◆ Objective
All entries below need to be written out exactly, but without their pictures.

◆ Data supplied
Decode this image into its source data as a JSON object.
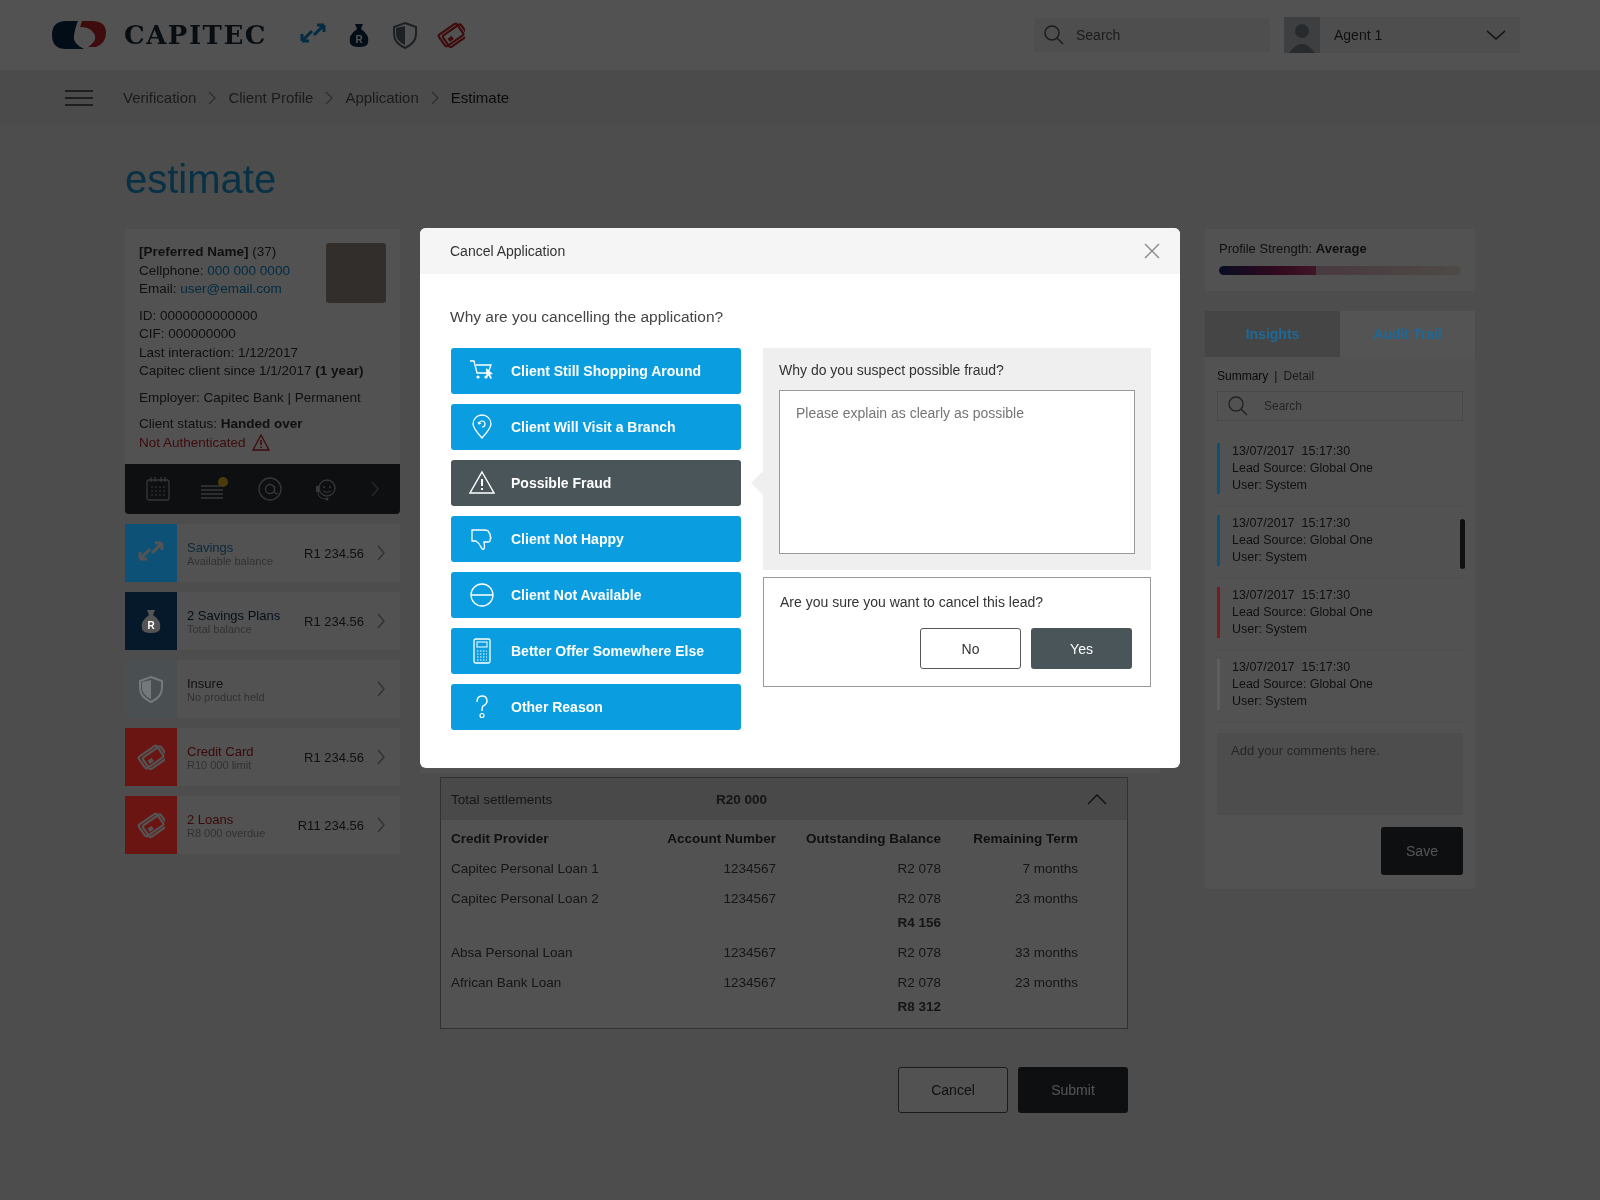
{
  "header": {
    "logo_text": "CAPITEC",
    "nav_icons": [
      {
        "kind": "savings"
      },
      {
        "kind": "plans",
        "mark": "R"
      },
      {
        "kind": "insure"
      },
      {
        "kind": "card"
      }
    ],
    "search": {
      "placeholder": "Search"
    },
    "user": {
      "name": "Agent 1"
    }
  },
  "breadcrumb": [
    {
      "label": "Verification",
      "current": false
    },
    {
      "label": "Client Profile",
      "current": false
    },
    {
      "label": "Application",
      "current": false
    },
    {
      "label": "Estimate",
      "current": true
    }
  ],
  "page_title": "estimate",
  "client": {
    "name_line": "**[Preferred Name]** (37)",
    "cellphone": {
      "label": "Cellphone:",
      "value": "000 000 0000"
    },
    "email": {
      "label": "Email:",
      "value": "user@email.com"
    },
    "details": [
      "ID: 0000000000000",
      "CIF: 000000000",
      "Last interaction: 1/12/2017",
      "Capitec client since 1/1/2017 **(1 year)**"
    ],
    "employer": "Employer: Capitec Bank | Permanent",
    "status": "Client status: **Handed over**",
    "authentication": "Not Authenticated",
    "authenticated": false
  },
  "actions": [
    {
      "kind": "calendar",
      "notification": false
    },
    {
      "kind": "notes",
      "notification": true
    },
    {
      "kind": "email",
      "notification": false
    },
    {
      "kind": "support",
      "notification": false
    }
  ],
  "products": [
    {
      "kind": "savings",
      "name": "Savings",
      "sub": "Available balance",
      "amount": "R1 234.56",
      "color": "#0d5177",
      "held": true
    },
    {
      "kind": "plans",
      "name": "2 Savings Plans",
      "sub": "Total balance",
      "amount": "R1 234.56",
      "color": "#05192a",
      "held": true,
      "mark": "R"
    },
    {
      "kind": "insure",
      "name": "Insure",
      "sub": "No product held",
      "color": "#4a4f52",
      "held": false
    },
    {
      "kind": "card",
      "name": "Credit Card",
      "sub": "R10 000 limit",
      "amount": "R1 234.56",
      "color": "#6b1512",
      "held": true
    },
    {
      "kind": "card",
      "name": "2 Loans",
      "sub": "R8 000 overdue",
      "amount": "R11 234.56",
      "color": "#6b1512",
      "held": true
    }
  ],
  "profile_strength": {
    "label": "Profile Strength:",
    "value": "Average",
    "level": 0.4
  },
  "tabs": [
    {
      "label": "Insights",
      "selected": false
    },
    {
      "label": "Audit Trail",
      "selected": true
    }
  ],
  "views": [
    {
      "label": "Summary",
      "selected": true
    },
    {
      "label": "Detail",
      "selected": false
    }
  ],
  "views_separator": "|",
  "audit_search": {
    "placeholder": "Search"
  },
  "audit": [
    {
      "datetime": "13/07/2017  15:17:30",
      "source": "Lead Source: Global One",
      "user": "User: System",
      "color": "#0d5177"
    },
    {
      "datetime": "13/07/2017  15:17:30",
      "source": "Lead Source: Global One",
      "user": "User: System",
      "color": "#0d5177"
    },
    {
      "datetime": "13/07/2017  15:17:30",
      "source": "Lead Source: Global One",
      "user": "User: System",
      "color": "#7a1a1a"
    },
    {
      "datetime": "13/07/2017  15:17:30",
      "source": "Lead Source: Global One",
      "user": "User: System",
      "color": "#5e5e5e"
    }
  ],
  "comments": {
    "placeholder": "Add your comments here."
  },
  "save_button": "Save",
  "settlements": {
    "label": "Total settlements",
    "total": "R20 000",
    "expanded": true,
    "columns": [
      "Credit Provider",
      "Account Number",
      "Outstanding Balance",
      "Remaining Term"
    ],
    "rows": [
      {
        "kind": "row",
        "cells": [
          "Capitec Personal Loan 1",
          "1234567",
          "R2 078",
          "7 months"
        ]
      },
      {
        "kind": "row",
        "cells": [
          "Capitec Personal Loan 2",
          "1234567",
          "R2 078",
          "23 months"
        ]
      },
      {
        "kind": "subtotal",
        "value": "R4 156"
      },
      {
        "kind": "row",
        "cells": [
          "Absa Personal Loan",
          "1234567",
          "R2 078",
          "33 months"
        ]
      },
      {
        "kind": "row",
        "cells": [
          "African Bank Loan",
          "1234567",
          "R2 078",
          "23 months"
        ]
      },
      {
        "kind": "subtotal",
        "value": "R8 312"
      }
    ]
  },
  "footer_buttons": [
    {
      "kind": "secondary",
      "label": "Cancel"
    },
    {
      "kind": "primary",
      "label": "Submit"
    }
  ],
  "modal": {
    "title": "Cancel Application",
    "question": "Why are you cancelling the application?",
    "reasons": [
      {
        "kind": "cart",
        "label": "Client Still Shopping Around",
        "selected": false
      },
      {
        "kind": "pin",
        "label": "Client Will Visit a Branch",
        "selected": false
      },
      {
        "kind": "warning",
        "label": "Possible Fraud",
        "selected": true
      },
      {
        "kind": "thumbs-down",
        "label": "Client Not Happy",
        "selected": false
      },
      {
        "kind": "no-entry",
        "label": "Client Not Available",
        "selected": false
      },
      {
        "kind": "calculator",
        "label": "Better Offer Somewhere Else",
        "selected": false
      },
      {
        "kind": "question",
        "label": "Other Reason",
        "selected": false
      }
    ],
    "detail": {
      "question": "Why do you suspect possible fraud?",
      "placeholder": "Please explain as clearly as possible"
    },
    "confirm": {
      "question": "Are you sure you want to cancel this lead?",
      "buttons": [
        {
          "kind": "secondary",
          "label": "No"
        },
        {
          "kind": "primary",
          "label": "Yes"
        }
      ]
    }
  }
}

◆ Full response
Decode this image into its source data as a JSON object.
{
  "header": {
    "logo_text": "CAPITEC",
    "nav_icons": [
      {
        "kind": "savings"
      },
      {
        "kind": "plans",
        "mark": "R"
      },
      {
        "kind": "insure"
      },
      {
        "kind": "card"
      }
    ],
    "search": {
      "placeholder": "Search"
    },
    "user": {
      "name": "Agent 1"
    }
  },
  "breadcrumb": [
    {
      "label": "Verification",
      "current": false
    },
    {
      "label": "Client Profile",
      "current": false
    },
    {
      "label": "Application",
      "current": false
    },
    {
      "label": "Estimate",
      "current": true
    }
  ],
  "page_title": "estimate",
  "client": {
    "name_line": "**[Preferred Name]** (37)",
    "cellphone": {
      "label": "Cellphone:",
      "value": "000 000 0000"
    },
    "email": {
      "label": "Email:",
      "value": "user@email.com"
    },
    "details": [
      "ID: 0000000000000",
      "CIF: 000000000",
      "Last interaction: 1/12/2017",
      "Capitec client since 1/1/2017 **(1 year)**"
    ],
    "employer": "Employer: Capitec Bank | Permanent",
    "status": "Client status: **Handed over**",
    "authentication": "Not Authenticated",
    "authenticated": false
  },
  "actions": [
    {
      "kind": "calendar",
      "notification": false
    },
    {
      "kind": "notes",
      "notification": true
    },
    {
      "kind": "email",
      "notification": false
    },
    {
      "kind": "support",
      "notification": false
    }
  ],
  "products": [
    {
      "kind": "savings",
      "name": "Savings",
      "sub": "Available balance",
      "amount": "R1 234.56",
      "color": "#0d5177",
      "held": true
    },
    {
      "kind": "plans",
      "name": "2 Savings Plans",
      "sub": "Total balance",
      "amount": "R1 234.56",
      "color": "#05192a",
      "held": true,
      "mark": "R"
    },
    {
      "kind": "insure",
      "name": "Insure",
      "sub": "No product held",
      "color": "#4a4f52",
      "held": false
    },
    {
      "kind": "card",
      "name": "Credit Card",
      "sub": "R10 000 limit",
      "amount": "R1 234.56",
      "color": "#6b1512",
      "held": true
    },
    {
      "kind": "card",
      "name": "2 Loans",
      "sub": "R8 000 overdue",
      "amount": "R11 234.56",
      "color": "#6b1512",
      "held": true
    }
  ],
  "profile_strength": {
    "label": "Profile Strength:",
    "value": "Average",
    "level": 0.4
  },
  "tabs": [
    {
      "label": "Insights",
      "selected": false
    },
    {
      "label": "Audit Trail",
      "selected": true
    }
  ],
  "views": [
    {
      "label": "Summary",
      "selected": true
    },
    {
      "label": "Detail",
      "selected": false
    }
  ],
  "views_separator": "|",
  "audit_search": {
    "placeholder": "Search"
  },
  "audit": [
    {
      "datetime": "13/07/2017  15:17:30",
      "source": "Lead Source: Global One",
      "user": "User: System",
      "color": "#0d5177"
    },
    {
      "datetime": "13/07/2017  15:17:30",
      "source": "Lead Source: Global One",
      "user": "User: System",
      "color": "#0d5177"
    },
    {
      "datetime": "13/07/2017  15:17:30",
      "source": "Lead Source: Global One",
      "user": "User: System",
      "color": "#7a1a1a"
    },
    {
      "datetime": "13/07/2017  15:17:30",
      "source": "Lead Source: Global One",
      "user": "User: System",
      "color": "#5e5e5e"
    }
  ],
  "comments": {
    "placeholder": "Add your comments here."
  },
  "save_button": "Save",
  "settlements": {
    "label": "Total settlements",
    "total": "R20 000",
    "expanded": true,
    "columns": [
      "Credit Provider",
      "Account Number",
      "Outstanding Balance",
      "Remaining Term"
    ],
    "rows": [
      {
        "kind": "row",
        "cells": [
          "Capitec Personal Loan 1",
          "1234567",
          "R2 078",
          "7 months"
        ]
      },
      {
        "kind": "row",
        "cells": [
          "Capitec Personal Loan 2",
          "1234567",
          "R2 078",
          "23 months"
        ]
      },
      {
        "kind": "subtotal",
        "value": "R4 156"
      },
      {
        "kind": "row",
        "cells": [
          "Absa Personal Loan",
          "1234567",
          "R2 078",
          "33 months"
        ]
      },
      {
        "kind": "row",
        "cells": [
          "African Bank Loan",
          "1234567",
          "R2 078",
          "23 months"
        ]
      },
      {
        "kind": "subtotal",
        "value": "R8 312"
      }
    ]
  },
  "footer_buttons": [
    {
      "kind": "secondary",
      "label": "Cancel"
    },
    {
      "kind": "primary",
      "label": "Submit"
    }
  ],
  "modal": {
    "title": "Cancel Application",
    "question": "Why are you cancelling the application?",
    "reasons": [
      {
        "kind": "cart",
        "label": "Client Still Shopping Around",
        "selected": false
      },
      {
        "kind": "pin",
        "label": "Client Will Visit a Branch",
        "selected": false
      },
      {
        "kind": "warning",
        "label": "Possible Fraud",
        "selected": true
      },
      {
        "kind": "thumbs-down",
        "label": "Client Not Happy",
        "selected": false
      },
      {
        "kind": "no-entry",
        "label": "Client Not Available",
        "selected": false
      },
      {
        "kind": "calculator",
        "label": "Better Offer Somewhere Else",
        "selected": false
      },
      {
        "kind": "question",
        "label": "Other Reason",
        "selected": false
      }
    ],
    "detail": {
      "question": "Why do you suspect possible fraud?",
      "placeholder": "Please explain as clearly as possible"
    },
    "confirm": {
      "question": "Are you sure you want to cancel this lead?",
      "buttons": [
        {
          "kind": "secondary",
          "label": "No"
        },
        {
          "kind": "primary",
          "label": "Yes"
        }
      ]
    }
  }
}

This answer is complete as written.